Exercise details » Your reply should be a single number: how many lines contain the string "country".

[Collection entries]
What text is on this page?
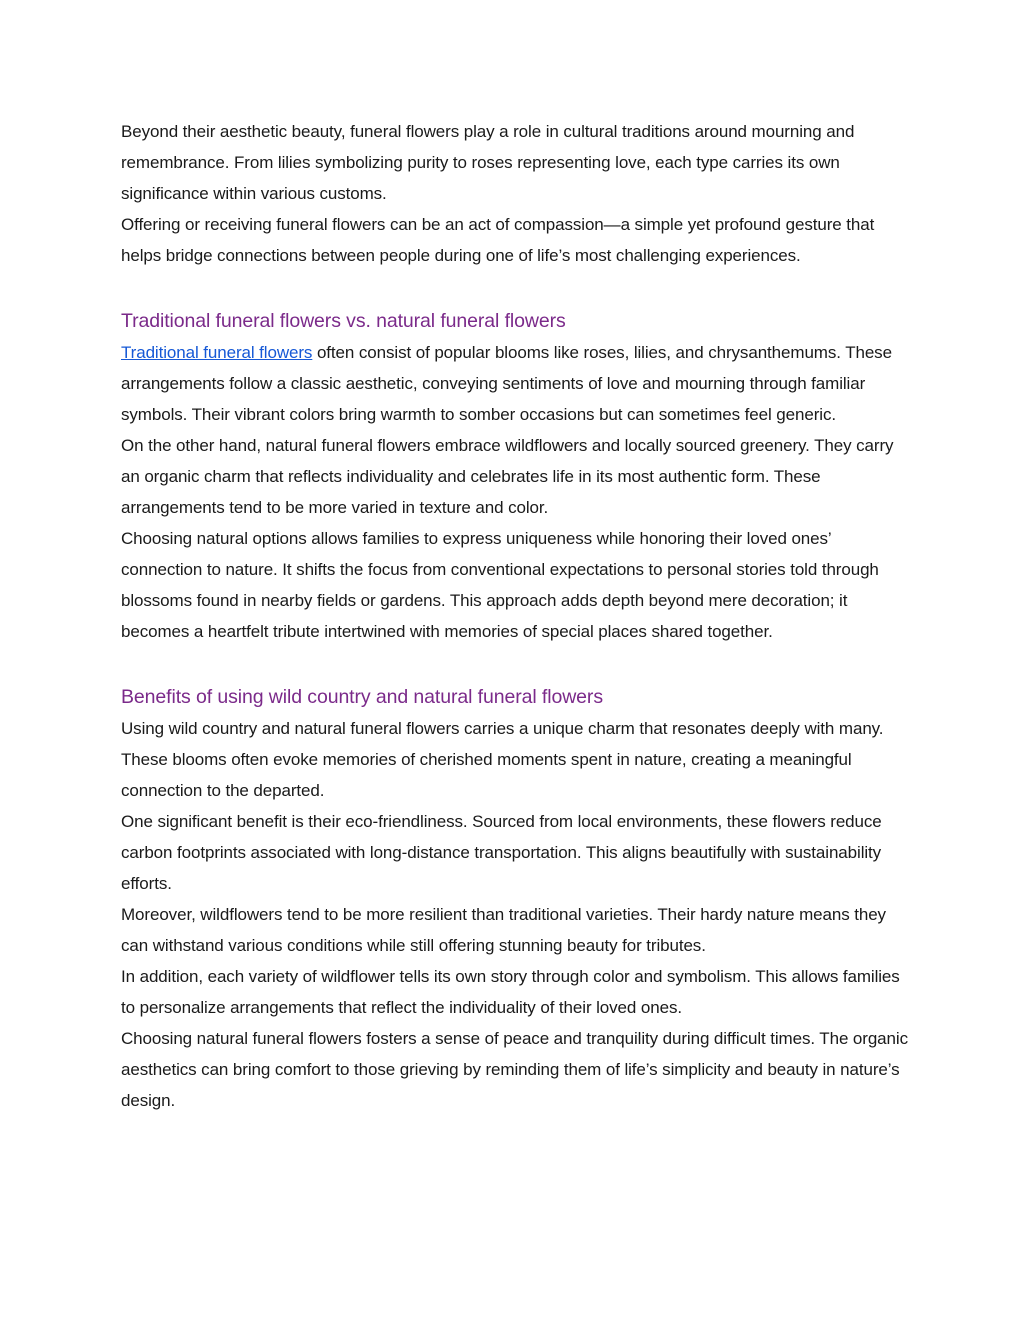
Beyond their aesthetic beauty, funeral flowers play a role in cultural traditions around mourning and remembrance. From lilies symbolizing purity to roses representing love, each type carries its own significance within various customs.

Offering or receiving funeral flowers can be an act of compassion—a simple yet profound gesture that helps bridge connections between people during one of life’s most challenging experiences.

Traditional funeral flowers vs. natural funeral flowers

Traditional funeral flowers often consist of popular blooms like roses, lilies, and chrysanthemums. These arrangements follow a classic aesthetic, conveying sentiments of love and mourning through familiar symbols. Their vibrant colors bring warmth to somber occasions but can sometimes feel generic.

On the other hand, natural funeral flowers embrace wildflowers and locally sourced greenery. They carry an organic charm that reflects individuality and celebrates life in its most authentic form. These arrangements tend to be more varied in texture and color.

Choosing natural options allows families to express uniqueness while honoring their loved ones’ connection to nature. It shifts the focus from conventional expectations to personal stories told through blossoms found in nearby fields or gardens. This approach adds depth beyond mere decoration; it becomes a heartfelt tribute intertwined with memories of special places shared together.

Benefits of using wild country and natural funeral flowers

Using wild country and natural funeral flowers carries a unique charm that resonates deeply with many. These blooms often evoke memories of cherished moments spent in nature, creating a meaningful connection to the departed.

One significant benefit is their eco-friendliness. Sourced from local environments, these flowers reduce carbon footprints associated with long-distance transportation. This aligns beautifully with sustainability efforts.

Moreover, wildflowers tend to be more resilient than traditional varieties. Their hardy nature means they can withstand various conditions while still offering stunning beauty for tributes.

In addition, each variety of wildflower tells its own story through color and symbolism. This allows families to personalize arrangements that reflect the individuality of their loved ones.

Choosing natural funeral flowers fosters a sense of peace and tranquility during difficult times. The organic aesthetics can bring comfort to those grieving by reminding them of life’s simplicity and beauty in nature’s design.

Exercise response » 2